Stated exercise: Would you write out the entries below, every one of them, exactly?

## start Dataset records

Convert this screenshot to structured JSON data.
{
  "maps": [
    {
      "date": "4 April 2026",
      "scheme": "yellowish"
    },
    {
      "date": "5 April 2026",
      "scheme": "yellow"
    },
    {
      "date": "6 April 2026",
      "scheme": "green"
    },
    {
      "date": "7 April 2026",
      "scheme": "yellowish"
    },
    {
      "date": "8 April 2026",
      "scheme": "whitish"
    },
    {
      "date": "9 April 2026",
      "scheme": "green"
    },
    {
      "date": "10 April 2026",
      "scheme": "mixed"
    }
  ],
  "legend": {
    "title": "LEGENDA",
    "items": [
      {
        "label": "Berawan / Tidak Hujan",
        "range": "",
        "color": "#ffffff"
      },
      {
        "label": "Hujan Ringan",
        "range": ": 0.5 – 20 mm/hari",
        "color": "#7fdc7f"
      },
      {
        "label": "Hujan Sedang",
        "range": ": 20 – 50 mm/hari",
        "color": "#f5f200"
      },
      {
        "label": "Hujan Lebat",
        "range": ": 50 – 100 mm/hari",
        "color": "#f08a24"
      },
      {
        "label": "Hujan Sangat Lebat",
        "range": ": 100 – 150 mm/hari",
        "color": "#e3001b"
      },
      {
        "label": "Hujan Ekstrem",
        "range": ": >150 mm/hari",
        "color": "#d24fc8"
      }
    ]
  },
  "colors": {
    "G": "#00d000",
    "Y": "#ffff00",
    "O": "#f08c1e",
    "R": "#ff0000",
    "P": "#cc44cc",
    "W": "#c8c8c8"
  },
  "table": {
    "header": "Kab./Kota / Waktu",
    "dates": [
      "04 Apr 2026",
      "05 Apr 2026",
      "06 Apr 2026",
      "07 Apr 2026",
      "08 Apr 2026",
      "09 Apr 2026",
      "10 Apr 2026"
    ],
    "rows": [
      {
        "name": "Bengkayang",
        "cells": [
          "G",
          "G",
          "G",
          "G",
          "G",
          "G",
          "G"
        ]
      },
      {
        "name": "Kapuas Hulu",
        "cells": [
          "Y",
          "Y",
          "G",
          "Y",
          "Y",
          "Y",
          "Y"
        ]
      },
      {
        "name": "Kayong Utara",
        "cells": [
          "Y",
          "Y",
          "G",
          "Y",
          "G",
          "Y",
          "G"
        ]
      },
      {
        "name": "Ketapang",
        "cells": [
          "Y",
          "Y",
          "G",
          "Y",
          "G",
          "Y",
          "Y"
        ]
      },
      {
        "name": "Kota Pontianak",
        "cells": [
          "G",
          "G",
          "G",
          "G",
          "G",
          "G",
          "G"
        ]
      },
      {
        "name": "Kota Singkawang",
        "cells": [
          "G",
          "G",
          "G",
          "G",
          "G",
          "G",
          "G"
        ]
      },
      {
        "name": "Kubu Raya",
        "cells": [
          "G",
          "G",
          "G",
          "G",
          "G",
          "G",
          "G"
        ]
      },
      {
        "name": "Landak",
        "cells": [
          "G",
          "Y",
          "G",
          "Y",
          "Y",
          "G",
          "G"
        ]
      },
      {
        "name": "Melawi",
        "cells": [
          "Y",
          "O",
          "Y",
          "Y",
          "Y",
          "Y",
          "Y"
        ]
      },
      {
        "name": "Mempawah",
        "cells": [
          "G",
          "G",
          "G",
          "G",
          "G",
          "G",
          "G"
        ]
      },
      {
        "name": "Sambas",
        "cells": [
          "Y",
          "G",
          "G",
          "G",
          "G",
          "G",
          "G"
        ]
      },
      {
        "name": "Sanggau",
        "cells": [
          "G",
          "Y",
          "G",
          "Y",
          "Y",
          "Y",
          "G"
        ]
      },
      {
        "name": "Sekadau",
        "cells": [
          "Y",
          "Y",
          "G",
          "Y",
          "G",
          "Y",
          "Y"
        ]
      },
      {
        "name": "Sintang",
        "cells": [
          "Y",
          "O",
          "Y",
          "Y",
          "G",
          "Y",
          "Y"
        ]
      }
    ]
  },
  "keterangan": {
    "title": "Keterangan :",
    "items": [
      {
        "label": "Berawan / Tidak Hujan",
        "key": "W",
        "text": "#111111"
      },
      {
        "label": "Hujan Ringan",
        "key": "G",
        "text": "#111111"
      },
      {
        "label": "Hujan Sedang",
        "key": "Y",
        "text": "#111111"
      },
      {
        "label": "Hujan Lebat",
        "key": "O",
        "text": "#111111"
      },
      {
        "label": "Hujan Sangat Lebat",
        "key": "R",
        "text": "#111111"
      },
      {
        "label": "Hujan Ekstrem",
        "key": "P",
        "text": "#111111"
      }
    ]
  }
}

## end Dataset records

Output:
Convert this screenshot to structured JSON data.
{
  "maps": [
    {
      "date": "4 April 2026",
      "scheme": "yellowish"
    },
    {
      "date": "5 April 2026",
      "scheme": "yellow"
    },
    {
      "date": "6 April 2026",
      "scheme": "green"
    },
    {
      "date": "7 April 2026",
      "scheme": "yellowish"
    },
    {
      "date": "8 April 2026",
      "scheme": "whitish"
    },
    {
      "date": "9 April 2026",
      "scheme": "green"
    },
    {
      "date": "10 April 2026",
      "scheme": "mixed"
    }
  ],
  "legend": {
    "title": "LEGENDA",
    "items": [
      {
        "label": "Berawan / Tidak Hujan",
        "range": "",
        "color": "#ffffff"
      },
      {
        "label": "Hujan Ringan",
        "range": ": 0.5 – 20 mm/hari",
        "color": "#7fdc7f"
      },
      {
        "label": "Hujan Sedang",
        "range": ": 20 – 50 mm/hari",
        "color": "#f5f200"
      },
      {
        "label": "Hujan Lebat",
        "range": ": 50 – 100 mm/hari",
        "color": "#f08a24"
      },
      {
        "label": "Hujan Sangat Lebat",
        "range": ": 100 – 150 mm/hari",
        "color": "#e3001b"
      },
      {
        "label": "Hujan Ekstrem",
        "range": ": >150 mm/hari",
        "color": "#d24fc8"
      }
    ]
  },
  "colors": {
    "G": "#00d000",
    "Y": "#ffff00",
    "O": "#f08c1e",
    "R": "#ff0000",
    "P": "#cc44cc",
    "W": "#c8c8c8"
  },
  "table": {
    "header": "Kab./Kota / Waktu",
    "dates": [
      "04 Apr 2026",
      "05 Apr 2026",
      "06 Apr 2026",
      "07 Apr 2026",
      "08 Apr 2026",
      "09 Apr 2026",
      "10 Apr 2026"
    ],
    "rows": [
      {
        "name": "Bengkayang",
        "cells": [
          "G",
          "G",
          "G",
          "G",
          "G",
          "G",
          "G"
        ]
      },
      {
        "name": "Kapuas Hulu",
        "cells": [
          "Y",
          "Y",
          "G",
          "Y",
          "Y",
          "Y",
          "Y"
        ]
      },
      {
        "name": "Kayong Utara",
        "cells": [
          "Y",
          "Y",
          "G",
          "Y",
          "G",
          "Y",
          "G"
        ]
      },
      {
        "name": "Ketapang",
        "cells": [
          "Y",
          "Y",
          "G",
          "Y",
          "G",
          "Y",
          "Y"
        ]
      },
      {
        "name": "Kota Pontianak",
        "cells": [
          "G",
          "G",
          "G",
          "G",
          "G",
          "G",
          "G"
        ]
      },
      {
        "name": "Kota Singkawang",
        "cells": [
          "G",
          "G",
          "G",
          "G",
          "G",
          "G",
          "G"
        ]
      },
      {
        "name": "Kubu Raya",
        "cells": [
          "G",
          "G",
          "G",
          "G",
          "G",
          "G",
          "G"
        ]
      },
      {
        "name": "Landak",
        "cells": [
          "G",
          "Y",
          "G",
          "Y",
          "Y",
          "G",
          "G"
        ]
      },
      {
        "name": "Melawi",
        "cells": [
          "Y",
          "O",
          "Y",
          "Y",
          "Y",
          "Y",
          "Y"
        ]
      },
      {
        "name": "Mempawah",
        "cells": [
          "G",
          "G",
          "G",
          "G",
          "G",
          "G",
          "G"
        ]
      },
      {
        "name": "Sambas",
        "cells": [
          "Y",
          "G",
          "G",
          "G",
          "G",
          "G",
          "G"
        ]
      },
      {
        "name": "Sanggau",
        "cells": [
          "G",
          "Y",
          "G",
          "Y",
          "Y",
          "Y",
          "G"
        ]
      },
      {
        "name": "Sekadau",
        "cells": [
          "Y",
          "Y",
          "G",
          "Y",
          "G",
          "Y",
          "Y"
        ]
      },
      {
        "name": "Sintang",
        "cells": [
          "Y",
          "O",
          "Y",
          "Y",
          "G",
          "Y",
          "Y"
        ]
      }
    ]
  },
  "keterangan": {
    "title": "Keterangan :",
    "items": [
      {
        "label": "Berawan / Tidak Hujan",
        "key": "W",
        "text": "#111111"
      },
      {
        "label": "Hujan Ringan",
        "key": "G",
        "text": "#111111"
      },
      {
        "label": "Hujan Sedang",
        "key": "Y",
        "text": "#111111"
      },
      {
        "label": "Hujan Lebat",
        "key": "O",
        "text": "#111111"
      },
      {
        "label": "Hujan Sangat Lebat",
        "key": "R",
        "text": "#111111"
      },
      {
        "label": "Hujan Ekstrem",
        "key": "P",
        "text": "#111111"
      }
    ]
  }
}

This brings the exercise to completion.